SOURCE INFORMATION
§

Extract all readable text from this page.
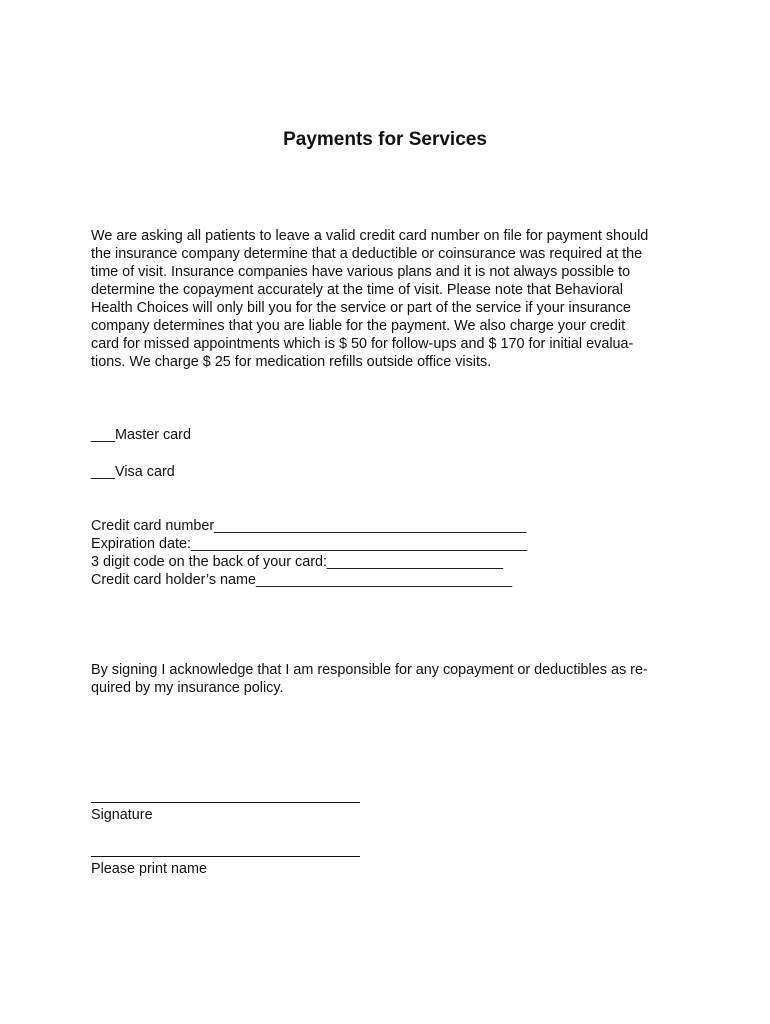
Payments for Services
We are asking all patients to leave a valid credit card number on file for payment should
the insurance company determine that a deductible or coinsurance was required at the
time of visit. Insurance companies have various plans and it is not always possible to
determine the copayment accurately at the time of visit. Please note that Behavioral
Health Choices will only bill you for the service or part of the service if your insurance
company determines that you are liable for the payment. We also charge your credit
card for missed appointments which is $ 50 for follow-ups and $ 170 for initial evalua-
tions. We charge $ 25 for medication refills outside office visits.
___Master card
___Visa card
Credit card number_______________________________________
Expiration date:__________________________________________
3 digit code on the back of your card:______________________
Credit card holder’s name________________________________
By signing I acknowledge that I am responsible for any copayment or deductibles as re-
quired by my insurance policy.
Signature
Please print name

§

TASK DIRECTIONS
Keep the pictures out and transcribe the entries exactly.

RESPONSE TO THIS TASK
Extract all readable text from this page.
Payments for Services
We are asking all patients to leave a valid credit card number on file for payment should
the insurance company determine that a deductible or coinsurance was required at the
time of visit. Insurance companies have various plans and it is not always possible to
determine the copayment accurately at the time of visit. Please note that Behavioral
Health Choices will only bill you for the service or part of the service if your insurance
company determines that you are liable for the payment. We also charge your credit
card for missed appointments which is $ 50 for follow-ups and $ 170 for initial evalua-
tions. We charge $ 25 for medication refills outside office visits.
___Master card
___Visa card
Credit card number_______________________________________
Expiration date:__________________________________________
3 digit code on the back of your card:______________________
Credit card holder’s name________________________________
By signing I acknowledge that I am responsible for any copayment or deductibles as re-
quired by my insurance policy.
Signature
Please print name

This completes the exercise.